Some lines of these records may hold the word "กสภาเทศบาล"; state how many, using only the number.

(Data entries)
┌──

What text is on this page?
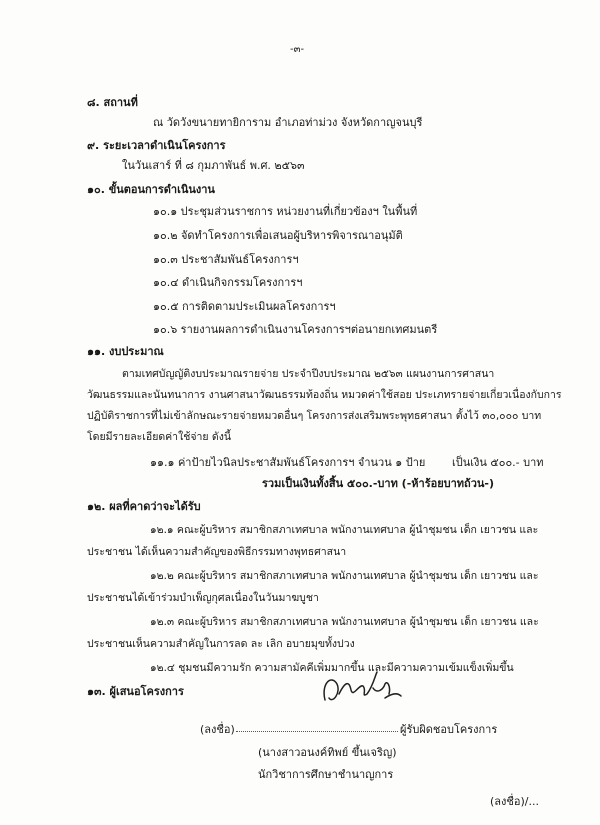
-๓-
๘. สถานที่
ณ วัดวังขนายทายิการาม อำเภอท่าม่วง จังหวัดกาญจนบุรี
๙. ระยะเวลาดำเนินโครงการ
ในวันเสาร์ ที่ ๘ กุมภาพันธ์ พ.ศ. ๒๕๖๓
๑๐. ขั้นตอนการดำเนินงาน
๑๐.๑ ประชุมส่วนราชการ หน่วยงานที่เกี่ยวข้องฯ ในพื้นที่
๑๐.๒ จัดทำโครงการเพื่อเสนอผู้บริหารพิจารณาอนุมัติ
๑๐.๓ ประชาสัมพันธ์โครงการฯ
๑๐.๔ ดำเนินกิจกรรมโครงการฯ
๑๐.๕ การติดตามประเมินผลโครงการฯ
๑๐.๖ รายงานผลการดำเนินงานโครงการฯต่อนายกเทศมนตรี
๑๑. งบประมาณ
ตามเทศบัญญัติงบประมาณรายจ่าย ประจำปีงบประมาณ ๒๕๖๓ แผนงานการศาสนา
วัฒนธรรมและนันทนาการ งานศาสนาวัฒนธรรมท้องถิ่น หมวดค่าใช้สอย ประเภทรายจ่ายเกี่ยวเนื่องกับการ
ปฏิบัติราชการที่ไม่เข้าลักษณะรายจ่ายหมวดอื่นๆ โครงการส่งเสริมพระพุทธศาสนา ตั้งไว้ ๓๐,๐๐๐ บาท
โดยมีรายละเอียดค่าใช้จ่าย ดังนี้
๑๑.๑ ค่าป้ายไวนิลประชาสัมพันธ์โครงการฯ จำนวน ๑ ป้าย เป็นเงิน ๕๐๐.- บาท
รวมเป็นเงินทั้งสิ้น ๕๐๐.-บาท (-ห้าร้อยบาทถ้วน-)
๑๒. ผลที่คาดว่าจะได้รับ
๑๒.๑ คณะผู้บริหาร สมาชิกสภาเทศบาล พนักงานเทศบาล ผู้นำชุมชน เด็ก เยาวชน และ
ประชาชน ได้เห็นความสำคัญของพิธีกรรมทางพุทธศาสนา
๑๒.๒ คณะผู้บริหาร สมาชิกสภาเทศบาล พนักงานเทศบาล ผู้นำชุมชน เด็ก เยาวชน และ
ประชาชนได้เข้าร่วมบำเพ็ญกุศลเนื่องในวันมาฆบูชา
๑๒.๓ คณะผู้บริหาร สมาชิกสภาเทศบาล พนักงานเทศบาล ผู้นำชุมชน เด็ก เยาวชน และ
ประชาชนเห็นความสำคัญในการลด ละ เลิก อบายมุขทั้งปวง
๑๒.๔ ชุมชนมีความรัก ความสามัคคีเพิ่มมากขึ้น และมีความความเข้มแข็งเพิ่มขึ้น
๑๓. ผู้เสนอโครงการ
(ลงชื่อ)	ผู้รับผิดชอบโครงการ
(นางสาวอนงค์ทิพย์ ขึ้นเจริญ)
นักวิชาการศึกษาชำนาญการ
(ลงชื่อ)/...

└──

Result below: 3